## SUPPLIED DATA
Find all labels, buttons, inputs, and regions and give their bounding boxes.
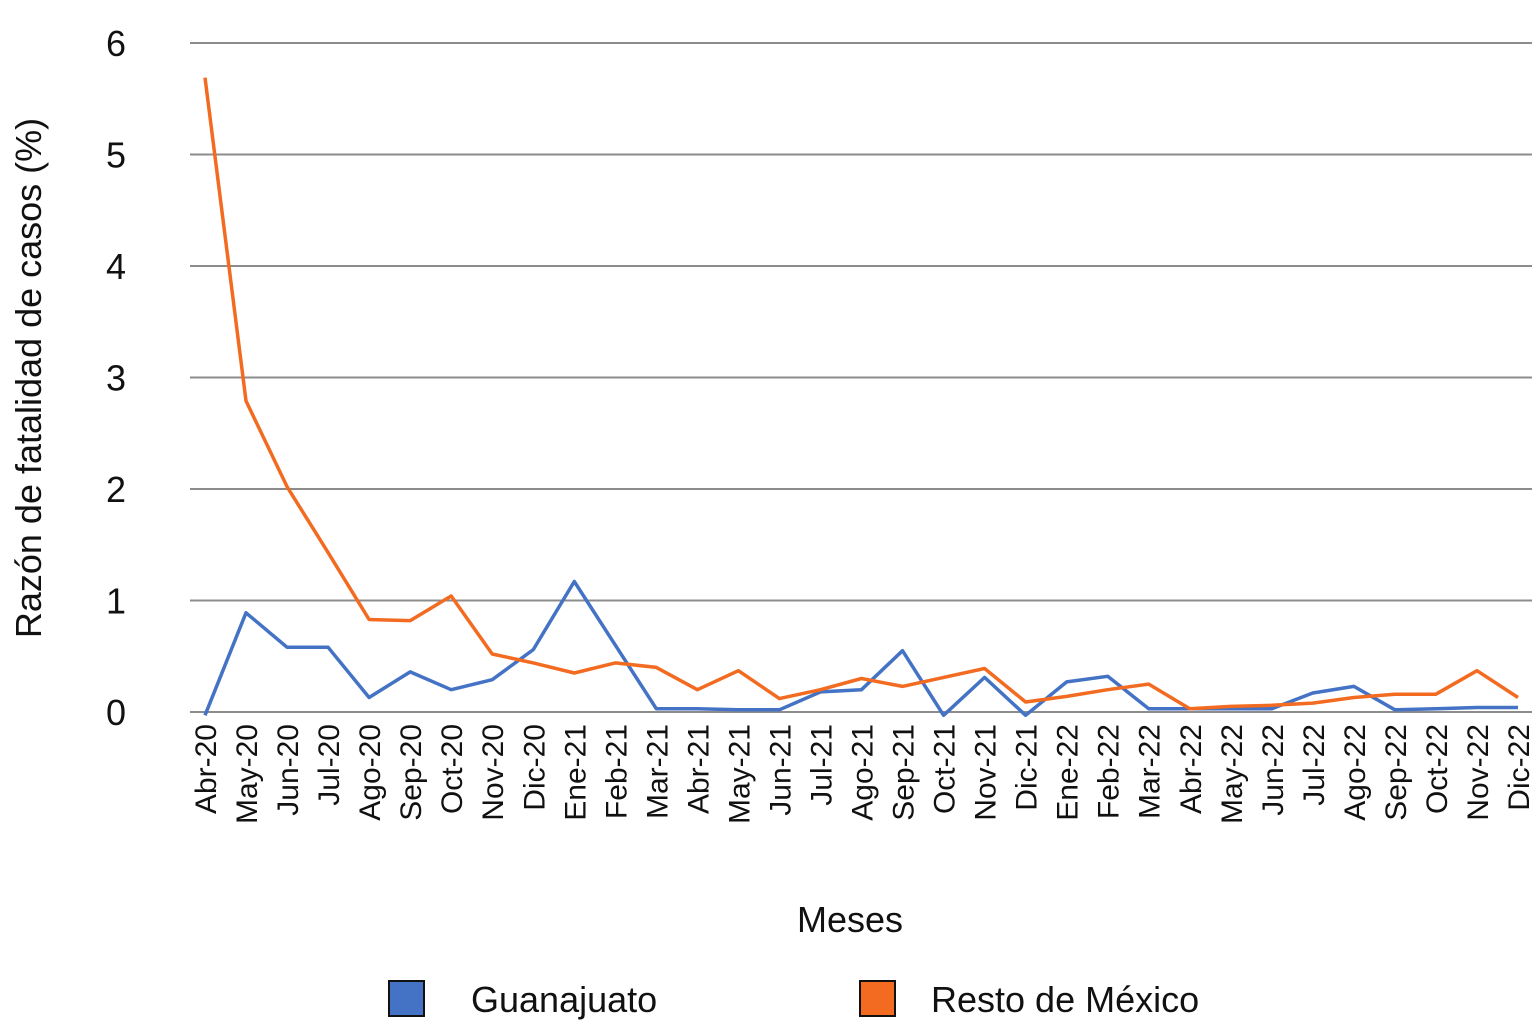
x-tick-label: Ago-20 bbox=[354, 724, 387, 821]
x-tick-label: May-21 bbox=[723, 724, 756, 824]
x-tick-label: Dic-20 bbox=[518, 724, 551, 811]
y-tick-labels: 0 1 2 3 4 5 6 bbox=[106, 23, 126, 733]
x-axis-label: Meses bbox=[797, 899, 903, 940]
x-tick-label: Abr-20 bbox=[190, 724, 223, 814]
y-tick-label: 0 bbox=[106, 692, 126, 733]
x-tick-label: Abr-22 bbox=[1175, 724, 1208, 814]
x-tick-label: Jul-22 bbox=[1298, 724, 1331, 806]
y-tick-label: 5 bbox=[106, 135, 126, 176]
x-tick-label: Ago-21 bbox=[847, 724, 880, 821]
x-tick-label: Oct-21 bbox=[929, 724, 962, 814]
y-tick-label: 6 bbox=[106, 23, 126, 64]
x-tick-label: Jul-20 bbox=[313, 724, 346, 806]
x-tick-label: Feb-22 bbox=[1093, 724, 1126, 819]
legend-swatch bbox=[389, 981, 424, 1016]
x-tick-label: Nov-21 bbox=[970, 724, 1003, 821]
x-tick-label: Jun-22 bbox=[1257, 724, 1290, 816]
y-tick-label: 1 bbox=[106, 581, 126, 622]
x-tick-label: Sep-22 bbox=[1380, 724, 1413, 821]
x-tick-label: Feb-21 bbox=[600, 724, 633, 819]
x-tick-label: Nov-20 bbox=[477, 724, 510, 821]
y-tick-label: 3 bbox=[106, 358, 126, 399]
legend-label: Guanajuato bbox=[471, 979, 657, 1020]
x-tick-label: Dic-22 bbox=[1503, 724, 1536, 811]
x-tick-label: Jun-20 bbox=[272, 724, 305, 816]
series-line-guanajuato bbox=[205, 582, 1518, 716]
x-tick-label: May-22 bbox=[1216, 724, 1249, 824]
x-tick-label: Jul-21 bbox=[805, 724, 838, 806]
x-tick-label: Ago-22 bbox=[1339, 724, 1372, 821]
gridlines bbox=[190, 43, 1532, 712]
x-tick-label: Nov-22 bbox=[1462, 724, 1495, 821]
x-tick-label: Jun-21 bbox=[764, 724, 797, 816]
x-tick-label: Sep-20 bbox=[395, 724, 428, 821]
x-tick-label: Dic-21 bbox=[1011, 724, 1044, 811]
legend-swatch bbox=[860, 981, 895, 1016]
x-tick-label: Ene-21 bbox=[559, 724, 592, 821]
y-tick-label: 2 bbox=[106, 469, 126, 510]
x-tick-label: Mar-21 bbox=[641, 724, 674, 819]
x-tick-label: Oct-20 bbox=[436, 724, 469, 814]
y-axis-label: Razón de fatalidad de casos (%) bbox=[8, 118, 49, 638]
x-tick-label: Abr-21 bbox=[682, 724, 715, 814]
legend: Guanajuato Resto de México bbox=[389, 979, 1199, 1020]
x-tick-label: Oct-22 bbox=[1421, 724, 1454, 814]
series-lines bbox=[205, 77, 1518, 715]
x-tick-label: Sep-21 bbox=[888, 724, 921, 821]
legend-label: Resto de México bbox=[931, 979, 1199, 1020]
y-tick-label: 4 bbox=[106, 246, 126, 287]
series-line-resto-de-m-xico bbox=[205, 78, 1518, 709]
x-tick-label: Ene-22 bbox=[1052, 724, 1085, 821]
x-tick-label: May-20 bbox=[231, 724, 264, 824]
x-tick-label: Mar-22 bbox=[1134, 724, 1167, 819]
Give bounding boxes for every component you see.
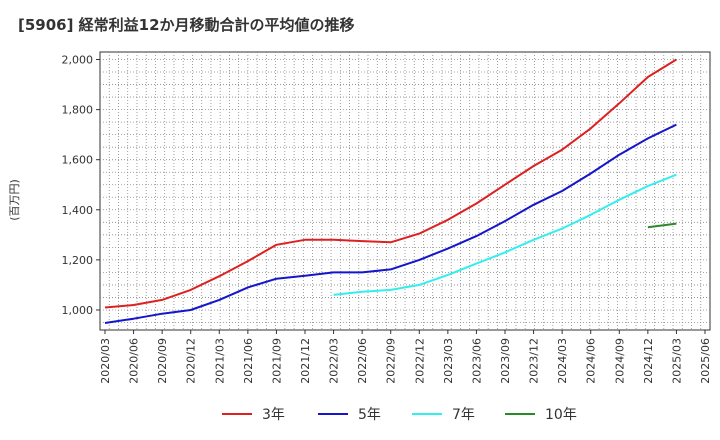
x-tick-label: 2023/06 [470,338,483,384]
series-line-7年 [333,173,677,296]
y-tick-label: 1,000 [62,304,94,317]
x-tick-label: 2021/12 [299,338,312,384]
x-tick-label: 2020/06 [128,338,141,384]
legend-label: 10年 [545,407,577,423]
series-line-10年 [647,222,677,229]
chart-title: [5906] 経常利益12か月移動合計の平均値の推移 [18,16,355,34]
x-tick-label: 2020/09 [156,338,169,384]
x-tick-label: 2021/06 [242,338,255,384]
x-tick-label: 2022/06 [356,338,369,384]
legend-label: 3年 [262,407,285,423]
x-axis: 2020/03 2020/06 2020/09 2020/12 2021/03 2021/… [99,330,712,384]
x-tick-label: 2021/09 [270,338,283,384]
series-line-3年 [104,58,677,309]
x-tick-label: 2022/09 [385,338,398,384]
y-tick-label: 2,000 [62,54,94,67]
grid [100,52,710,330]
x-tick-label: 2020/12 [185,338,198,384]
x-tick-label: 2024/12 [642,338,655,384]
x-tick-label: 2022/03 [328,338,341,384]
legend: 3年 5年 7年 10年 [222,407,577,423]
x-tick-label: 2024/09 [613,338,626,384]
x-tick-label: 2025/06 [699,338,712,384]
x-tick-label: 2023/03 [442,338,455,384]
y-axis-label: (百万円) [8,179,21,221]
legend-item-7年: 7年 [412,407,475,423]
series-line-5年 [104,123,677,324]
x-tick-label: 2020/03 [99,338,112,384]
y-tick-label: 1,200 [62,254,94,267]
legend-label: 5年 [358,407,381,423]
y-tick-label: 1,800 [62,104,94,117]
x-tick-label: 2024/06 [585,338,598,384]
x-tick-label: 2021/03 [213,338,226,384]
x-tick-label: 2023/09 [499,338,512,384]
x-tick-label: 2023/12 [528,338,541,384]
x-tick-label: 2024/03 [556,338,569,384]
legend-label: 7年 [452,407,475,423]
legend-item-10年: 10年 [505,407,577,423]
y-tick-label: 1,400 [62,204,94,217]
y-tick-label: 1,600 [62,154,94,167]
legend-item-3年: 3年 [222,407,285,423]
x-tick-label: 2022/12 [413,338,426,384]
y-axis: 1,000 1,200 1,400 1,600 1,800 2,000 [62,54,100,317]
x-tick-label: 2025/03 [670,338,683,384]
legend-item-5年: 5年 [318,407,381,423]
series-lines [104,58,677,324]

## TASK DETAILS
Give the stretch from the line containing "x-tick-label: Ago-20 bbox=[354, 724, 387, 821]" through the line containing "x-tick-label: Dic-22 bbox=[1503, 724, 1536, 811]" again, swapping "legend-swatch" for "legend-key" and leaving everything else unchanged.

## RESULT OF THIS TASK
x-tick-label: Ago-20 bbox=[354, 724, 387, 821]
x-tick-label: May-21 bbox=[723, 724, 756, 824]
x-tick-label: Dic-20 bbox=[518, 724, 551, 811]
y-tick-labels: 0 1 2 3 4 5 6 bbox=[106, 23, 126, 733]
x-axis-label: Meses bbox=[797, 899, 903, 940]
x-tick-label: Abr-20 bbox=[190, 724, 223, 814]
y-tick-label: 0 bbox=[106, 692, 126, 733]
x-tick-label: Abr-22 bbox=[1175, 724, 1208, 814]
x-tick-label: Jul-22 bbox=[1298, 724, 1331, 806]
y-tick-label: 5 bbox=[106, 135, 126, 176]
x-tick-label: Ago-21 bbox=[847, 724, 880, 821]
x-tick-label: Oct-21 bbox=[929, 724, 962, 814]
y-tick-label: 6 bbox=[106, 23, 126, 64]
x-tick-label: Jul-20 bbox=[313, 724, 346, 806]
x-tick-label: Feb-22 bbox=[1093, 724, 1126, 819]
legend-key bbox=[389, 981, 424, 1016]
x-tick-label: Nov-21 bbox=[970, 724, 1003, 821]
x-tick-label: Jun-22 bbox=[1257, 724, 1290, 816]
y-tick-label: 1 bbox=[106, 581, 126, 622]
x-tick-label: Sep-22 bbox=[1380, 724, 1413, 821]
x-tick-label: Feb-21 bbox=[600, 724, 633, 819]
x-tick-label: Nov-20 bbox=[477, 724, 510, 821]
y-tick-label: 3 bbox=[106, 358, 126, 399]
legend-label: Guanajuato bbox=[471, 979, 657, 1020]
x-tick-label: Dic-22 bbox=[1503, 724, 1536, 811]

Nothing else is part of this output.